TASK DIRECTIONS.
The data below must be copied in full and without any change.

(Entries taken from a collection)
******

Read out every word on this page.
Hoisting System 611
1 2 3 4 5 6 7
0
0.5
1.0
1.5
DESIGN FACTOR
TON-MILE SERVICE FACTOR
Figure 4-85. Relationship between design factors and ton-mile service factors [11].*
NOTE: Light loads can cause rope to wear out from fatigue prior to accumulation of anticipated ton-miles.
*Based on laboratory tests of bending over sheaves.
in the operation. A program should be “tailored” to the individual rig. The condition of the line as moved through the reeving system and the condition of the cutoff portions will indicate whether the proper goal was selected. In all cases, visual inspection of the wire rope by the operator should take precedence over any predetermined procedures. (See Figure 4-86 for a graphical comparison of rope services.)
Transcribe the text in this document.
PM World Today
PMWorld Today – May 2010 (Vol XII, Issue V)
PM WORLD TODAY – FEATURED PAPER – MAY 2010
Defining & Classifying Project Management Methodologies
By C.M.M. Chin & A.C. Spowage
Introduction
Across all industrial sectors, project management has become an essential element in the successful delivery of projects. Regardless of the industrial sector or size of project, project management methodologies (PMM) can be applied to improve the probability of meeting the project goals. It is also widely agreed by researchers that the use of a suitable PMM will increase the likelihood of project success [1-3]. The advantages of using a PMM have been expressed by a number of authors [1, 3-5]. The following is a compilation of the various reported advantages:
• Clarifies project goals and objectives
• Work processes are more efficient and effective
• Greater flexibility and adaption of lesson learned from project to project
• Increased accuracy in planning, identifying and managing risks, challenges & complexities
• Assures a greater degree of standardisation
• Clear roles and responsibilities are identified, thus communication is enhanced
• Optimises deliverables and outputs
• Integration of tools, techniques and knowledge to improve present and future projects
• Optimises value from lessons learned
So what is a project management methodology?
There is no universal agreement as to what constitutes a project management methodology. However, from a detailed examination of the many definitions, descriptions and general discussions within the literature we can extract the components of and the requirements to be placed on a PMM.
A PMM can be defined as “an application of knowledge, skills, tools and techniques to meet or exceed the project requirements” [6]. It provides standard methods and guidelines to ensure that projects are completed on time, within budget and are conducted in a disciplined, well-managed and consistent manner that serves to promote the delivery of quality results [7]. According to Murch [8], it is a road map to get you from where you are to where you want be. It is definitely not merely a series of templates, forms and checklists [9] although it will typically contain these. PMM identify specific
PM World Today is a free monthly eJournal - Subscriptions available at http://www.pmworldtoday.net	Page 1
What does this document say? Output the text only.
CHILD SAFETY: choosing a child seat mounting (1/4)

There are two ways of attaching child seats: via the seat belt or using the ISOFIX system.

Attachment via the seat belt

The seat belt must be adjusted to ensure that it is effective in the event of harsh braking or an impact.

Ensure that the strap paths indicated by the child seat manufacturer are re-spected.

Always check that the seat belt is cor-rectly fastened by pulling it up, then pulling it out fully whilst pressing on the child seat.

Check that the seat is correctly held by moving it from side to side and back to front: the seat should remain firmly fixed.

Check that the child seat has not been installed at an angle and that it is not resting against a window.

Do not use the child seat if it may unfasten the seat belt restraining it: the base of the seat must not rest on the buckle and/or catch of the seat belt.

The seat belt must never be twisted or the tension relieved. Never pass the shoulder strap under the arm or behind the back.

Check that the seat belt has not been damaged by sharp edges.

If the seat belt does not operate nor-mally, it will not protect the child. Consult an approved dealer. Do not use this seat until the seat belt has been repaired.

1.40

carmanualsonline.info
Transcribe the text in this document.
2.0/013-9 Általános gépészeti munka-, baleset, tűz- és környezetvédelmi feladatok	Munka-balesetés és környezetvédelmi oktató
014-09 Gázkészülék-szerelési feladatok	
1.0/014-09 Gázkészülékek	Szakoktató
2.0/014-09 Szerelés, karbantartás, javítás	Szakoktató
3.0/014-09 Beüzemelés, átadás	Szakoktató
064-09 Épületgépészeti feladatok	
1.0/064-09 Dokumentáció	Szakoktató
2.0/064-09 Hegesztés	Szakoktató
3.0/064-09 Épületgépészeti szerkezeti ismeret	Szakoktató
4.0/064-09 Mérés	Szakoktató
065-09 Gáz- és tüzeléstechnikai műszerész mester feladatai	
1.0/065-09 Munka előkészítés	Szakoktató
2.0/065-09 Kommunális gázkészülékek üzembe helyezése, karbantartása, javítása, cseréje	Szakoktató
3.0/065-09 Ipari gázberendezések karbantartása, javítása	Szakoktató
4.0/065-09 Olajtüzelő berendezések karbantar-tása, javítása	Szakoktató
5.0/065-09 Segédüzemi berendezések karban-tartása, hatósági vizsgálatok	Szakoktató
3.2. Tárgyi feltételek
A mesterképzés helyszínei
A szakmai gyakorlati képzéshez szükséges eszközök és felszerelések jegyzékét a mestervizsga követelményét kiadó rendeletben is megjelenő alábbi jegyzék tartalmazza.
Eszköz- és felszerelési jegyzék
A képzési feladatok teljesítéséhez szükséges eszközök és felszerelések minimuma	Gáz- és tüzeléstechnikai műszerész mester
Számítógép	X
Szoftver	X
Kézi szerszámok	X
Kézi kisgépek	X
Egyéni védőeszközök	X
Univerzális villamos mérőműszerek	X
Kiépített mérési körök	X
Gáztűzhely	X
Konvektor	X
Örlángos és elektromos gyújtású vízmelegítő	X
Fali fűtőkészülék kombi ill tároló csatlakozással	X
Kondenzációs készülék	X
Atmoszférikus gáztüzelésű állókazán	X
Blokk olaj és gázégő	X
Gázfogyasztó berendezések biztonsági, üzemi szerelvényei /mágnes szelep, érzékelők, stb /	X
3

******

EXPECTED OUTPUT.
Read out every word on this page.
Hoisting System 611
1 2 3 4 5 6 7
0
0.5
1.0
1.5
DESIGN FACTOR
TON-MILE SERVICE FACTOR
Figure 4-85. Relationship between design factors and ton-mile service factors [11].*
NOTE: Light loads can cause rope to wear out from fatigue prior to accumulation of anticipated ton-miles.
*Based on laboratory tests of bending over sheaves.
in the operation. A program should be “tailored” to the individual rig. The condition of the line as moved through the reeving system and the condition of the cutoff portions will indicate whether the proper goal was selected. In all cases, visual inspection of the wire rope by the operator should take precedence over any predetermined procedures. (See Figure 4-86 for a graphical comparison of rope services.)
Transcribe the text in this document.
PM World Today
PMWorld Today – May 2010 (Vol XII, Issue V)
PM WORLD TODAY – FEATURED PAPER – MAY 2010
Defining & Classifying Project Management Methodologies
By C.M.M. Chin & A.C. Spowage
Introduction
Across all industrial sectors, project management has become an essential element in the successful delivery of projects. Regardless of the industrial sector or size of project, project management methodologies (PMM) can be applied to improve the probability of meeting the project goals. It is also widely agreed by researchers that the use of a suitable PMM will increase the likelihood of project success [1-3]. The advantages of using a PMM have been expressed by a number of authors [1, 3-5]. The following is a compilation of the various reported advantages:
• Clarifies project goals and objectives
• Work processes are more efficient and effective
• Greater flexibility and adaption of lesson learned from project to project
• Increased accuracy in planning, identifying and managing risks, challenges & complexities
• Assures a greater degree of standardisation
• Clear roles and responsibilities are identified, thus communication is enhanced
• Optimises deliverables and outputs
• Integration of tools, techniques and knowledge to improve present and future projects
• Optimises value from lessons learned
So what is a project management methodology?
There is no universal agreement as to what constitutes a project management methodology. However, from a detailed examination of the many definitions, descriptions and general discussions within the literature we can extract the components of and the requirements to be placed on a PMM.
A PMM can be defined as “an application of knowledge, skills, tools and techniques to meet or exceed the project requirements” [6]. It provides standard methods and guidelines to ensure that projects are completed on time, within budget and are conducted in a disciplined, well-managed and consistent manner that serves to promote the delivery of quality results [7]. According to Murch [8], it is a road map to get you from where you are to where you want be. It is definitely not merely a series of templates, forms and checklists [9] although it will typically contain these. PMM identify specific
PM World Today is a free monthly eJournal - Subscriptions available at http://www.pmworldtoday.net	Page 1
What does this document say? Output the text only.
CHILD SAFETY: choosing a child seat mounting (1/4)

There are two ways of attaching child seats: via the seat belt or using the ISOFIX system.

Attachment via the seat belt

The seat belt must be adjusted to ensure that it is effective in the event of harsh braking or an impact.

Ensure that the strap paths indicated by the child seat manufacturer are re-spected.

Always check that the seat belt is cor-rectly fastened by pulling it up, then pulling it out fully whilst pressing on the child seat.

Check that the seat is correctly held by moving it from side to side and back to front: the seat should remain firmly fixed.

Check that the child seat has not been installed at an angle and that it is not resting against a window.

Do not use the child seat if it may unfasten the seat belt restraining it: the base of the seat must not rest on the buckle and/or catch of the seat belt.

The seat belt must never be twisted or the tension relieved. Never pass the shoulder strap under the arm or behind the back.

Check that the seat belt has not been damaged by sharp edges.

If the seat belt does not operate nor-mally, it will not protect the child. Consult an approved dealer. Do not use this seat until the seat belt has been repaired.

1.40

carmanualsonline.info
Transcribe the text in this document.
2.0/013-9 Általános gépészeti munka-, baleset, tűz- és környezetvédelmi feladatok	Munka-balesetés és környezetvédelmi oktató
014-09 Gázkészülék-szerelési feladatok	
1.0/014-09 Gázkészülékek	Szakoktató
2.0/014-09 Szerelés, karbantartás, javítás	Szakoktató
3.0/014-09 Beüzemelés, átadás	Szakoktató
064-09 Épületgépészeti feladatok	
1.0/064-09 Dokumentáció	Szakoktató
2.0/064-09 Hegesztés	Szakoktató
3.0/064-09 Épületgépészeti szerkezeti ismeret	Szakoktató
4.0/064-09 Mérés	Szakoktató
065-09 Gáz- és tüzeléstechnikai műszerész mester feladatai	
1.0/065-09 Munka előkészítés	Szakoktató
2.0/065-09 Kommunális gázkészülékek üzembe helyezése, karbantartása, javítása, cseréje	Szakoktató
3.0/065-09 Ipari gázberendezések karbantartása, javítása	Szakoktató
4.0/065-09 Olajtüzelő berendezések karbantar-tása, javítása	Szakoktató
5.0/065-09 Segédüzemi berendezések karban-tartása, hatósági vizsgálatok	Szakoktató
3.2. Tárgyi feltételek
A mesterképzés helyszínei
A szakmai gyakorlati képzéshez szükséges eszközök és felszerelések jegyzékét a mestervizsga követelményét kiadó rendeletben is megjelenő alábbi jegyzék tartalmazza.
Eszköz- és felszerelési jegyzék
A képzési feladatok teljesítéséhez szükséges eszközök és felszerelések minimuma	Gáz- és tüzeléstechnikai műszerész mester
Számítógép	X
Szoftver	X
Kézi szerszámok	X
Kézi kisgépek	X
Egyéni védőeszközök	X
Univerzális villamos mérőműszerek	X
Kiépített mérési körök	X
Gáztűzhely	X
Konvektor	X
Örlángos és elektromos gyújtású vízmelegítő	X
Fali fűtőkészülék kombi ill tároló csatlakozással	X
Kondenzációs készülék	X
Atmoszférikus gáztüzelésű állókazán	X
Blokk olaj és gázégő	X
Gázfogyasztó berendezések biztonsági, üzemi szerelvényei /mágnes szelep, érzékelők, stb /	X
3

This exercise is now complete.